▸ EXERCISE GOAL: Gather up every line that includes the string "provide".

++++++++++++++++++++

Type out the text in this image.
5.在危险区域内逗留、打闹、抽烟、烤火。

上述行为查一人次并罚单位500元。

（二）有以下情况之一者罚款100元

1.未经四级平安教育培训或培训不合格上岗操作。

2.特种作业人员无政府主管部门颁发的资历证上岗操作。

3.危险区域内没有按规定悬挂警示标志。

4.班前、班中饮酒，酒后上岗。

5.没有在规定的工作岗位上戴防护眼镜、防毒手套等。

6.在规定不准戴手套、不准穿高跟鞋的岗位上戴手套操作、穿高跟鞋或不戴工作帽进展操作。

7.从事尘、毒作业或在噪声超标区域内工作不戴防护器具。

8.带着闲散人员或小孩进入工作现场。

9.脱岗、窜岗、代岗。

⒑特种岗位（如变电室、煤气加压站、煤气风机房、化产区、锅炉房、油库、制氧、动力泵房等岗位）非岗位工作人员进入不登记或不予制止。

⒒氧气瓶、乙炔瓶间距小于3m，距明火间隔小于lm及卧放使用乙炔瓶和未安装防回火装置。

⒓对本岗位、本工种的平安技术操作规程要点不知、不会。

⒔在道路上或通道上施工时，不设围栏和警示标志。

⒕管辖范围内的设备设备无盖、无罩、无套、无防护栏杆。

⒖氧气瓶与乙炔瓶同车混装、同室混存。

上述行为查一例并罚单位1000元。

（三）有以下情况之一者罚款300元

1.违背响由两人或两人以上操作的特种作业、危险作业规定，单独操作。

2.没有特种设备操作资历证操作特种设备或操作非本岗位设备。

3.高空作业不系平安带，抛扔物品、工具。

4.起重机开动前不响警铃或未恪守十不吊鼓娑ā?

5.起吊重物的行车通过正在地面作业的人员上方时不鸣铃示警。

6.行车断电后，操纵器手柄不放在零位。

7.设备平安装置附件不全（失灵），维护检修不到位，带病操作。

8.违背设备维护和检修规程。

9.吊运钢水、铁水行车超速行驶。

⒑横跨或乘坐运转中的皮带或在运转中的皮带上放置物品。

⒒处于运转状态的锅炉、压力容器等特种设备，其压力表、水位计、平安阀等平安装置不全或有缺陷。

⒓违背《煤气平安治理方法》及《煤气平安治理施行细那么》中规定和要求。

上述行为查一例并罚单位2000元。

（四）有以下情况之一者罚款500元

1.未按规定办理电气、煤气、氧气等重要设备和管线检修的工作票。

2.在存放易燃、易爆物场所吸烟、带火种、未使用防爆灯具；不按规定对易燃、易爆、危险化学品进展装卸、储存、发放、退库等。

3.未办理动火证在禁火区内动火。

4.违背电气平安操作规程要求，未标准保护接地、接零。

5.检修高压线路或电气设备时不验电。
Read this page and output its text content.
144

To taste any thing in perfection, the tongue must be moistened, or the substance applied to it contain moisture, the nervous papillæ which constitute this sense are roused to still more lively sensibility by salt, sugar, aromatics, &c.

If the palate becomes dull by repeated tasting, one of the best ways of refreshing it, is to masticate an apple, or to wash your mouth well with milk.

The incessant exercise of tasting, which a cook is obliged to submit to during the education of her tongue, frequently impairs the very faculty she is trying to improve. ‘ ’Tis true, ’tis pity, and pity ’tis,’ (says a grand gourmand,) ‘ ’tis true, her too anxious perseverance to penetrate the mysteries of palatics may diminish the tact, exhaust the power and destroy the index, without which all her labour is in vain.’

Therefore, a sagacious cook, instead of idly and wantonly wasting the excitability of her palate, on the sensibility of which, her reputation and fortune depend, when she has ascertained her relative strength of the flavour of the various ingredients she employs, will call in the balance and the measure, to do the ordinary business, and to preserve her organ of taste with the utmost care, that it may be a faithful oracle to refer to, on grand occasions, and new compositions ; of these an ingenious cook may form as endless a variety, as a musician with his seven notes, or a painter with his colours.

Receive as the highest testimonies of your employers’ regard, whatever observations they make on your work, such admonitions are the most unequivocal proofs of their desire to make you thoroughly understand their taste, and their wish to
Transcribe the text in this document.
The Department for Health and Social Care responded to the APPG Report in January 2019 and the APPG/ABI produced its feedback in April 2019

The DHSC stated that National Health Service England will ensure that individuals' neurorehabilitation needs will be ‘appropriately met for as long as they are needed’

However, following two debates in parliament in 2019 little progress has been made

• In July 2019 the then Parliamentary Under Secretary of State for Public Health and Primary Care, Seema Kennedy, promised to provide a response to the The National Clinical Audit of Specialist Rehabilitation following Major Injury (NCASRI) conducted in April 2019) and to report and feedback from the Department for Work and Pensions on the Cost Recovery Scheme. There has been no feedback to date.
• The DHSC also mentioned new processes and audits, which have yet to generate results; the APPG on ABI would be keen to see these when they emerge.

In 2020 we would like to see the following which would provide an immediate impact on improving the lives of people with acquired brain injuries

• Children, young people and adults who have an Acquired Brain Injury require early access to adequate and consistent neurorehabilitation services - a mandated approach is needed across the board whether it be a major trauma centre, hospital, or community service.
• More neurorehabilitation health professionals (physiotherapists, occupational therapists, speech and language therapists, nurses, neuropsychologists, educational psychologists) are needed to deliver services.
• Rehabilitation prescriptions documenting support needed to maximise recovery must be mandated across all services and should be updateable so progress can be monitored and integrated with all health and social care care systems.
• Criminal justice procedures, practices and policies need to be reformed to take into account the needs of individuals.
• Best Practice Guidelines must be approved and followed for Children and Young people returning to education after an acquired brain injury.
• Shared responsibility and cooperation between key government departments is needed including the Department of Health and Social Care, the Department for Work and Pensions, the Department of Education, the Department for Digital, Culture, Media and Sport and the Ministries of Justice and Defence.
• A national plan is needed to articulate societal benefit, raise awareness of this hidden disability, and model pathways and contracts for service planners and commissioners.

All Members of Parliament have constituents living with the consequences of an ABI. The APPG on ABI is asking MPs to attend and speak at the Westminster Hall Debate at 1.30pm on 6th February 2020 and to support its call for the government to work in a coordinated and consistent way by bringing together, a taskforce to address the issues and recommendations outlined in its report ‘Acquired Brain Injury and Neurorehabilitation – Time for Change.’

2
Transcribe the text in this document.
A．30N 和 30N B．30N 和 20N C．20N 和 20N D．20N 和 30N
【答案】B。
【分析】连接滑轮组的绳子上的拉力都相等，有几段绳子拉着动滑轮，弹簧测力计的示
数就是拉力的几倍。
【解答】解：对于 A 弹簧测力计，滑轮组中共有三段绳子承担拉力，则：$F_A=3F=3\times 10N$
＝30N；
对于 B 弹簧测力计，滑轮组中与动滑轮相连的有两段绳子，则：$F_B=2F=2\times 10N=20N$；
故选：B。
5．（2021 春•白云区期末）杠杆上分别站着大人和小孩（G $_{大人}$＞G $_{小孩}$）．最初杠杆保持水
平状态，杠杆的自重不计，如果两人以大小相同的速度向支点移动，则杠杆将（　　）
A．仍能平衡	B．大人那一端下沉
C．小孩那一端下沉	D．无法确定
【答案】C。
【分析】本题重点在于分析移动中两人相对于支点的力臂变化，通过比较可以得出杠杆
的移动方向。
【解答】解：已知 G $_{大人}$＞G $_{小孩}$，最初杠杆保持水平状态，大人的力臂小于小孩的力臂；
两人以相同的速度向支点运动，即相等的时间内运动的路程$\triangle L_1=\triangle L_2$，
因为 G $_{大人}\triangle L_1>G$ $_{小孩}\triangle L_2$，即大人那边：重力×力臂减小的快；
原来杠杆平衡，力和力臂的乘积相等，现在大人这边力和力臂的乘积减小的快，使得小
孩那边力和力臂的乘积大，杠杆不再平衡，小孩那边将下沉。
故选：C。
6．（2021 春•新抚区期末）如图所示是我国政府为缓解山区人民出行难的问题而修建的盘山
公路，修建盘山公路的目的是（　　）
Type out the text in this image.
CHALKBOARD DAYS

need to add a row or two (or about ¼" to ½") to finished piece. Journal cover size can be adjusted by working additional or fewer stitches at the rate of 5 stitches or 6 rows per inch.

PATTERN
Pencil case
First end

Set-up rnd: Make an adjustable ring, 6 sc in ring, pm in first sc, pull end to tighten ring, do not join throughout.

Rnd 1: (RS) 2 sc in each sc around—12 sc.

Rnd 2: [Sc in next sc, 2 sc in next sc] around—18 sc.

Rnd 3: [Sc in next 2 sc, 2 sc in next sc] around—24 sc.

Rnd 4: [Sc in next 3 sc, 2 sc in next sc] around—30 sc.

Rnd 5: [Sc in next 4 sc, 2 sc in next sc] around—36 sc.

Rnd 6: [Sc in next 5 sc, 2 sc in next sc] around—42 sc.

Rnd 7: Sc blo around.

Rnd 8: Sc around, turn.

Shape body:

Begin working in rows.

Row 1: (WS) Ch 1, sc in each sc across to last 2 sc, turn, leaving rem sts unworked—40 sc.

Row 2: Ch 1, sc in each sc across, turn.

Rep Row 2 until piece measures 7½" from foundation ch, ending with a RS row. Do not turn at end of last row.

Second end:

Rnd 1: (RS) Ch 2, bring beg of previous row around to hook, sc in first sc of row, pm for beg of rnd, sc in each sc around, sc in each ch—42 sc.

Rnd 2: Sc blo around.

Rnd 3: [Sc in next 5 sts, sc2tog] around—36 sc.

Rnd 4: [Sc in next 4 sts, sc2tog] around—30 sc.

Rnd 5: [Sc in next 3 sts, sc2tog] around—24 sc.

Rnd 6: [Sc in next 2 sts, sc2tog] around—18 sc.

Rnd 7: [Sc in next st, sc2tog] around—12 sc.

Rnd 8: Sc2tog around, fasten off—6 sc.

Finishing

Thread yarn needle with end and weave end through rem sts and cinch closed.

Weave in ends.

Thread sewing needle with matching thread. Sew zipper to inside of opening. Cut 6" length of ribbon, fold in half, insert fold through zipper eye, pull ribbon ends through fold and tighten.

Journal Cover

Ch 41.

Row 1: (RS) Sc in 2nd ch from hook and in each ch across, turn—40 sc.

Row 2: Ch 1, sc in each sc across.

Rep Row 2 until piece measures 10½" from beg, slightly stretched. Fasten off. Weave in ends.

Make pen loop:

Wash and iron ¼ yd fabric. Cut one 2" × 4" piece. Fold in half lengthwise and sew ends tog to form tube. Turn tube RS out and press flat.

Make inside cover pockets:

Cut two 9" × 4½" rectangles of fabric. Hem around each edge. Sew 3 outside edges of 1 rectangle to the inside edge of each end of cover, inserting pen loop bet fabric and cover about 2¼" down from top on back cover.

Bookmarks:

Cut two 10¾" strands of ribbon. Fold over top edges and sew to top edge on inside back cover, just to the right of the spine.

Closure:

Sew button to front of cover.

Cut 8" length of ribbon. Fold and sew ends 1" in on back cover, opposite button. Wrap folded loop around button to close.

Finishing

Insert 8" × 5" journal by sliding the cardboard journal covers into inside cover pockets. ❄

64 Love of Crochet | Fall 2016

++++++++++++++++++++

▸ WRITTEN ANSWER:
• In July 2019 the then Parliamentary Under Secretary of State for Public Health and Primary Care, Seema Kennedy, promised to provide a response to the The National Clinical Audit of Specialist Rehabilitation following Major Injury (NCASRI) conducted in April 2019) and to report and feedback from the Department for Work and Pensions on the Cost Recovery Scheme. There has been no feedback to date.
In 2020 we would like to see the following which would provide an immediate impact on improving the lives of people with acquired brain injuries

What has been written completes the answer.